The task:
In the records below, pick out all lines containing the word "holding".

Listed entries:
##########
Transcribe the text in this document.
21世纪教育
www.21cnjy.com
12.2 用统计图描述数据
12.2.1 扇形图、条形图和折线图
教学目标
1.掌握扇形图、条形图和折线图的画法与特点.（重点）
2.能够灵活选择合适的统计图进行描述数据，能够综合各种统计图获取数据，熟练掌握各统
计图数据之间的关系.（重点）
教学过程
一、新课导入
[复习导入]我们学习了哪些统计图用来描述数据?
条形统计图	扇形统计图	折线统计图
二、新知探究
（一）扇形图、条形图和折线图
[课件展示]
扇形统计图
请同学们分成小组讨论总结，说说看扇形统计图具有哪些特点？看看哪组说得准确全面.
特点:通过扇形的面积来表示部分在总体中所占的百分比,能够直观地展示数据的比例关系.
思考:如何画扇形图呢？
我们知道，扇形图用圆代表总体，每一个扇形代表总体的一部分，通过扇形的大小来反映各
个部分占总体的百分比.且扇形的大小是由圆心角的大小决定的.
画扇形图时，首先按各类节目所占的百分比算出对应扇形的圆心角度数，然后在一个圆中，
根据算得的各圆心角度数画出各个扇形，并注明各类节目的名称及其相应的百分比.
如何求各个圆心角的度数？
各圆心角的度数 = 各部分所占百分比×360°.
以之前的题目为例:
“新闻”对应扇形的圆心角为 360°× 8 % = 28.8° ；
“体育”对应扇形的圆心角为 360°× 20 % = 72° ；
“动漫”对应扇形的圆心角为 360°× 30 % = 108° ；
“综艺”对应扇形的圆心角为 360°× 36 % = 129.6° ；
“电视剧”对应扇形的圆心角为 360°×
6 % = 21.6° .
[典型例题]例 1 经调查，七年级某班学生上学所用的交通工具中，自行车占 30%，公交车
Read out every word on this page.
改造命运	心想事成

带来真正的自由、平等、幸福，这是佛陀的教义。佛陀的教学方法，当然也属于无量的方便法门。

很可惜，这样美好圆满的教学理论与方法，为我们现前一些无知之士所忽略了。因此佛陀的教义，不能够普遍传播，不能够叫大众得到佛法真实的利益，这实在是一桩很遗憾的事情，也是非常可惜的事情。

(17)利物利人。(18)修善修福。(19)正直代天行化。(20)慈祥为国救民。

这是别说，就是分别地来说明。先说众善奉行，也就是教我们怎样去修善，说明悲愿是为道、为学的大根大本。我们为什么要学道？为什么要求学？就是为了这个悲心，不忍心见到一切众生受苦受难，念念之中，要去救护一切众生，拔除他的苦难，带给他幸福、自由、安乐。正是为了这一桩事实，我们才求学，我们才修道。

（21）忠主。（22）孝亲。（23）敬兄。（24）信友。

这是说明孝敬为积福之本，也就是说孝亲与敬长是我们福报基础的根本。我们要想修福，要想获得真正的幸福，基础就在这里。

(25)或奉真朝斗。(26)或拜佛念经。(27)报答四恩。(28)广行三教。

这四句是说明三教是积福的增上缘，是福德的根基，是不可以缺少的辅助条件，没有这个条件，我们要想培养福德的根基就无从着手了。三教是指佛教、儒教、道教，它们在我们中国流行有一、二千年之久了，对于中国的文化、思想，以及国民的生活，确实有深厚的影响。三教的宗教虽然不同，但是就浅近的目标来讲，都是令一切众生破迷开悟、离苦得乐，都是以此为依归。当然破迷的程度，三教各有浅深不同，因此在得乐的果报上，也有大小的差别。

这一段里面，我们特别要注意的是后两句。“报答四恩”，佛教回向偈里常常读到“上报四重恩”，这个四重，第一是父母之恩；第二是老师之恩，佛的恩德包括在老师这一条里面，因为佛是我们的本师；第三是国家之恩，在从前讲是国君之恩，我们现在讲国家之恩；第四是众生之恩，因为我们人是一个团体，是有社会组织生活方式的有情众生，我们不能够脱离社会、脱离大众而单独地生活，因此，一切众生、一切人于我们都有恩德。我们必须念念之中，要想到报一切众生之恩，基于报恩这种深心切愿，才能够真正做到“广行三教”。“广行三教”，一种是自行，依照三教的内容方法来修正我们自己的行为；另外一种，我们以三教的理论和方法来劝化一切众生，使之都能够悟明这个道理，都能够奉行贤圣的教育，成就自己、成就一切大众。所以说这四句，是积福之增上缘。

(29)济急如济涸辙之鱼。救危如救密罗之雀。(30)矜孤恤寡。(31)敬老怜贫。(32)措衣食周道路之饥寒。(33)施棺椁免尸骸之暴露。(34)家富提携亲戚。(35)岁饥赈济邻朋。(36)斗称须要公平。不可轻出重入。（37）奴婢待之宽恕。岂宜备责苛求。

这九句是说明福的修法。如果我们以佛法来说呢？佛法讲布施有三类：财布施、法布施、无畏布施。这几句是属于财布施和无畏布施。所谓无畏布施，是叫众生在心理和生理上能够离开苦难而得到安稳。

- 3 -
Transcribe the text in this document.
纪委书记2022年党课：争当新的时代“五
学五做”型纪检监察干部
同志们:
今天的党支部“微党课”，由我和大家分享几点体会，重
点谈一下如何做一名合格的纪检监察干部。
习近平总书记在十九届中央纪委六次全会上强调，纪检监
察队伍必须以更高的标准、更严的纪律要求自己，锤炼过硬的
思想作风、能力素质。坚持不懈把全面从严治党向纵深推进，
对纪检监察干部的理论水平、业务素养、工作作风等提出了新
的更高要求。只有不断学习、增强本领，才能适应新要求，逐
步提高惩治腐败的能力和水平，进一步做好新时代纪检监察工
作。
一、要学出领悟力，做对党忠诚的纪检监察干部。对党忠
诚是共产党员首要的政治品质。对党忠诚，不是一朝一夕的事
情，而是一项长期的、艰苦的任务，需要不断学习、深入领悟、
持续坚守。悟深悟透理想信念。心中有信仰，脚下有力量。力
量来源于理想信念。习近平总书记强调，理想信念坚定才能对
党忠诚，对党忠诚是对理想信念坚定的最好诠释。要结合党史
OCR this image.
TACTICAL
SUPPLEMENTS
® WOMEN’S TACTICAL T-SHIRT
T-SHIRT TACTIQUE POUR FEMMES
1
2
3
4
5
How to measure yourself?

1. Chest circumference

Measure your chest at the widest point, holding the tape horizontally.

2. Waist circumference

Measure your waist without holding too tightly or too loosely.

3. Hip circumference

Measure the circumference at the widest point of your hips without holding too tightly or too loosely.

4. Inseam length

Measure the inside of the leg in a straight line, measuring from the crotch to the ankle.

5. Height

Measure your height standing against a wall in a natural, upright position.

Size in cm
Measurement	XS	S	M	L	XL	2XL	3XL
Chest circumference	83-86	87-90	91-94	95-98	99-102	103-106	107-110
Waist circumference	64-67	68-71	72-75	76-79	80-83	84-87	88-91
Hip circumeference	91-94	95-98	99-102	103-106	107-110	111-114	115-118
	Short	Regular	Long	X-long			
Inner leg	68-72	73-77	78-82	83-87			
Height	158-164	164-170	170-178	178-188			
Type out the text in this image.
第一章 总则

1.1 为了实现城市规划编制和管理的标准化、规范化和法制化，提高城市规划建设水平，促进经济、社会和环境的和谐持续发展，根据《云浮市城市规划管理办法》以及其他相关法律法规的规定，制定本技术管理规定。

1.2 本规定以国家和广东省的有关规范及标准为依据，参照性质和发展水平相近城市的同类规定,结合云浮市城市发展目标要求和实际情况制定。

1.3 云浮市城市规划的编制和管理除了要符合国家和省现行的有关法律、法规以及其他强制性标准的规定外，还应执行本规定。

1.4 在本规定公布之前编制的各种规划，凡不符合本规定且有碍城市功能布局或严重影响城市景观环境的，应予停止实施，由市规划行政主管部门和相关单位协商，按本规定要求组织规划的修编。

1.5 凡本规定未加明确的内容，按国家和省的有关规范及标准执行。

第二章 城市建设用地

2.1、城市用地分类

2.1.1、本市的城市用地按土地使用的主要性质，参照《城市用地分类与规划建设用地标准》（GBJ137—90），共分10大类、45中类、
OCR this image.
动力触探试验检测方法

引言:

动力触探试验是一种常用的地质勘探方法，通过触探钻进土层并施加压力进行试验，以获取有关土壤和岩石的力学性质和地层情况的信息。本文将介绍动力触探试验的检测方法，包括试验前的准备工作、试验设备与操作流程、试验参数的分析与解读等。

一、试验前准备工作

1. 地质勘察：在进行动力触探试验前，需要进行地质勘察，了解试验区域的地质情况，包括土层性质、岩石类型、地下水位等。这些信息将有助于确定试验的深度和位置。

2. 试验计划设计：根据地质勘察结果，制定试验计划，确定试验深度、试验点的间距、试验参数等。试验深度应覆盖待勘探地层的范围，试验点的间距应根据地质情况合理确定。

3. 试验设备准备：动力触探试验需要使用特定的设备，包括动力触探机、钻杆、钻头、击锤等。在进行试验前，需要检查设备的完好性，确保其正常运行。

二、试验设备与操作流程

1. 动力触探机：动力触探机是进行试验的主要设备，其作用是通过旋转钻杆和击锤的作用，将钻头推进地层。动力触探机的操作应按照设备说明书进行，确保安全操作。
##########
Solution for this exercise:
Measure your chest at the widest point, holding the tape horizontally.
Measure your waist without holding too tightly or too loosely.
Measure the circumference at the widest point of your hips without holding too tightly or too loosely.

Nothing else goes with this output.